▶ Exercise directions: Quote the whole listing verbatim.

----- Record excerpts

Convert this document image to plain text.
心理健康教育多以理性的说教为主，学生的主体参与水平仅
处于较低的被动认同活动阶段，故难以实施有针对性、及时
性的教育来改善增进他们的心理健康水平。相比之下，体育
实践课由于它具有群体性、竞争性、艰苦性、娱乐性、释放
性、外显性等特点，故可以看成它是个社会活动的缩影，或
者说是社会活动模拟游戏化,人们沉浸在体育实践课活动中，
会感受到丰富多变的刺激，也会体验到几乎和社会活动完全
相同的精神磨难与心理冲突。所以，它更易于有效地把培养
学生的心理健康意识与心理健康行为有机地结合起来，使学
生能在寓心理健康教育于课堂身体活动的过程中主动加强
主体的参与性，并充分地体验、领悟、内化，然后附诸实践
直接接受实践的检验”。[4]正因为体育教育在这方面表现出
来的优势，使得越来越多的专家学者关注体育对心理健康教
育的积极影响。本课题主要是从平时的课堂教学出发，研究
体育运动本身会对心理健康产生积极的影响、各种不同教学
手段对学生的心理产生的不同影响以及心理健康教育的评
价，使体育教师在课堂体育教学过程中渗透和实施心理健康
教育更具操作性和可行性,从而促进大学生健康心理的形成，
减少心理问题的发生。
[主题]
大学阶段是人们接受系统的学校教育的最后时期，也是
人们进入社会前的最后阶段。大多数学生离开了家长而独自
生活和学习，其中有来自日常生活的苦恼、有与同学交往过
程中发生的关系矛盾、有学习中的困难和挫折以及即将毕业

----------

▶ Written answer:
Convert this document image to plain text.
心理健康教育多以理性的说教为主，学生的主体参与水平仅
处于较低的被动认同活动阶段，故难以实施有针对性、及时
性的教育来改善增进他们的心理健康水平。相比之下，体育
实践课由于它具有群体性、竞争性、艰苦性、娱乐性、释放
性、外显性等特点，故可以看成它是个社会活动的缩影，或
者说是社会活动模拟游戏化,人们沉浸在体育实践课活动中，
会感受到丰富多变的刺激，也会体验到几乎和社会活动完全
相同的精神磨难与心理冲突。所以，它更易于有效地把培养
学生的心理健康意识与心理健康行为有机地结合起来，使学
生能在寓心理健康教育于课堂身体活动的过程中主动加强
主体的参与性，并充分地体验、领悟、内化，然后附诸实践
直接接受实践的检验”。[4]正因为体育教育在这方面表现出
来的优势，使得越来越多的专家学者关注体育对心理健康教
育的积极影响。本课题主要是从平时的课堂教学出发，研究
体育运动本身会对心理健康产生积极的影响、各种不同教学
手段对学生的心理产生的不同影响以及心理健康教育的评
价，使体育教师在课堂体育教学过程中渗透和实施心理健康
教育更具操作性和可行性,从而促进大学生健康心理的形成，
减少心理问题的发生。
[主题]
大学阶段是人们接受系统的学校教育的最后时期，也是
人们进入社会前的最后阶段。大多数学生离开了家长而独自
生活和学习，其中有来自日常生活的苦恼、有与同学交往过
程中发生的关系矛盾、有学习中的困难和挫折以及即将毕业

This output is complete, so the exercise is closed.